[Dataset items]

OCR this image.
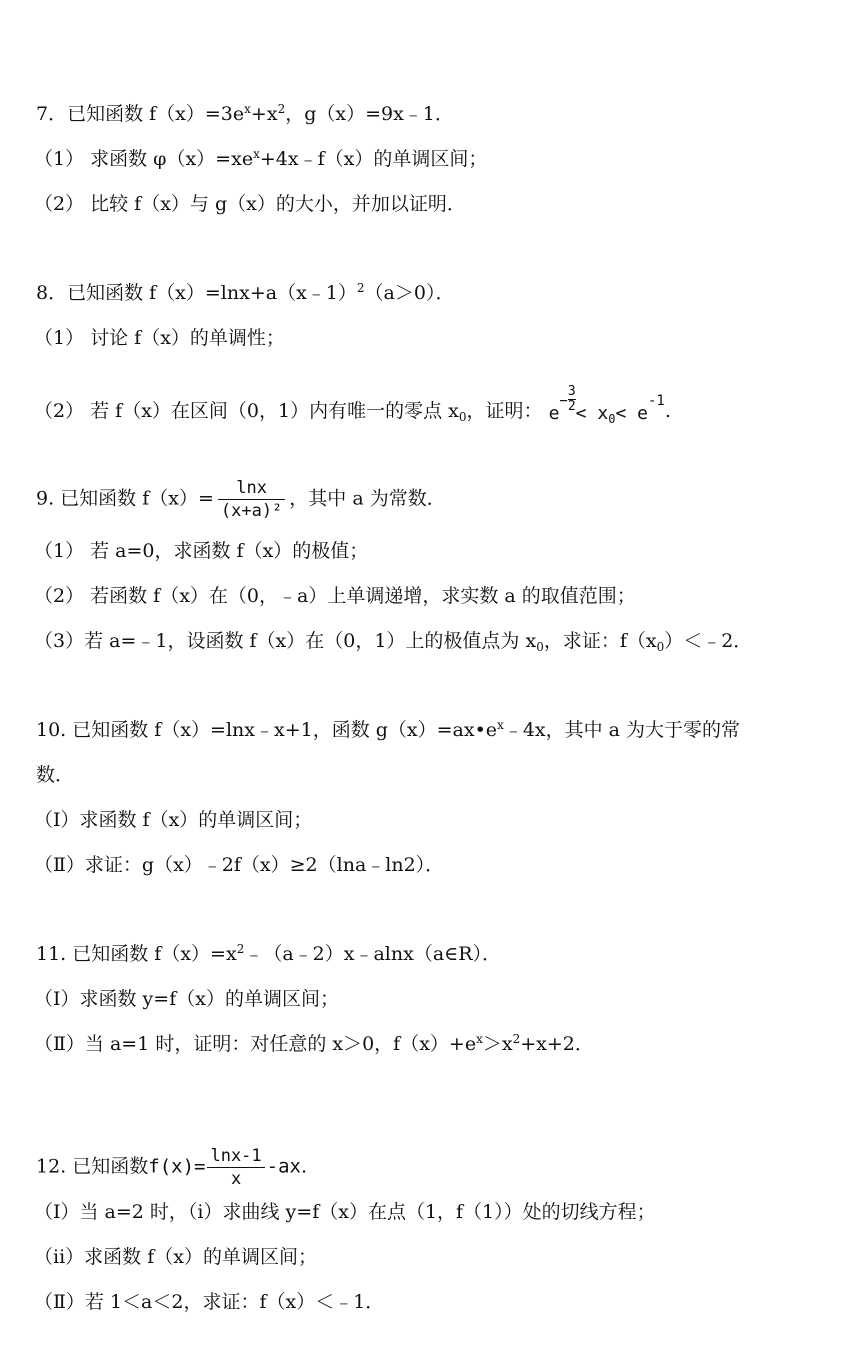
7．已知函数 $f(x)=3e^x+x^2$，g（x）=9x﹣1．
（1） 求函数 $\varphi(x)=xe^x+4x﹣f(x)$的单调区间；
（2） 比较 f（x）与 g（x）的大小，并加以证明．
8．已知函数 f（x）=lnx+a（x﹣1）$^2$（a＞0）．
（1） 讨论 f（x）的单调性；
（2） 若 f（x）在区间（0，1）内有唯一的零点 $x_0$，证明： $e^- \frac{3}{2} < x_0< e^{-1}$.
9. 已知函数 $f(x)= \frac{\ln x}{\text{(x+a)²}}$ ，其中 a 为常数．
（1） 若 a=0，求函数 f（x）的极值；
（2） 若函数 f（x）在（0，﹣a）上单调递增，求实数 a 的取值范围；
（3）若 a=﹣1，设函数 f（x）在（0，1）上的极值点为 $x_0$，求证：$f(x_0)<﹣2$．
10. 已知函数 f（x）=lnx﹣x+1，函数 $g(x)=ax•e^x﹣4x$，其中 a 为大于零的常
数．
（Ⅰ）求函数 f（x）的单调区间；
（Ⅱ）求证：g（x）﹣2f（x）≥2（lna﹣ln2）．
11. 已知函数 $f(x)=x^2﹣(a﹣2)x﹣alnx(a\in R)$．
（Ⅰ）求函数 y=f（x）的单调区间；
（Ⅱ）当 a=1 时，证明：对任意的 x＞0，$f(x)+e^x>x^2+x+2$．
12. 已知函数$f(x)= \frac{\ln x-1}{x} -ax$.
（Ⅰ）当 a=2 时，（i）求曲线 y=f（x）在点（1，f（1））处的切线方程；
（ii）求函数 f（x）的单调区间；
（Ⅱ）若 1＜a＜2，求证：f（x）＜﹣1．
* * *
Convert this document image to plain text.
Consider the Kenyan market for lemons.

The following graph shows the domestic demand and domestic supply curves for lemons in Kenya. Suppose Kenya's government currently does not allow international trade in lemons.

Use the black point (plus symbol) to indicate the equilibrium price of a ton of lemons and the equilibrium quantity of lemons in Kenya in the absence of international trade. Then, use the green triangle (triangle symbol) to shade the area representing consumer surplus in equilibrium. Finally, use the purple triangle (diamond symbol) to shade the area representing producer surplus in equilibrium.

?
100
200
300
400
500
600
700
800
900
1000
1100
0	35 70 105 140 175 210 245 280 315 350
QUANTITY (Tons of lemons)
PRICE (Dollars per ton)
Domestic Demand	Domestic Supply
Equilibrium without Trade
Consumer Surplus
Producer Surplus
---
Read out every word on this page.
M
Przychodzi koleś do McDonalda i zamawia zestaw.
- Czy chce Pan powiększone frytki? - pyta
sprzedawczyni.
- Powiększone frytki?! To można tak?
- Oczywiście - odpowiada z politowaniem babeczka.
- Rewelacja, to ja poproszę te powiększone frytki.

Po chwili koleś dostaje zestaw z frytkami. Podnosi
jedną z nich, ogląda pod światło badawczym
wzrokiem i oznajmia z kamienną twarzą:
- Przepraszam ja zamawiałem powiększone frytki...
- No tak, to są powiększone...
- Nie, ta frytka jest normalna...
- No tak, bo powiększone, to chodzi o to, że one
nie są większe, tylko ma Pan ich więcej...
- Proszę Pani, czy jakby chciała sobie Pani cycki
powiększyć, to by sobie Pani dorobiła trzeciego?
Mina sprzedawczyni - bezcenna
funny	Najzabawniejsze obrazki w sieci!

BRIEF →
Copy every line above in which the string "text" shows up.

TASK RESPONSE →
9. 已知函数 $f(x)= \frac{\ln x}{\text{(x+a)²}}$ ，其中 a 为常数．
Convert this document image to plain text.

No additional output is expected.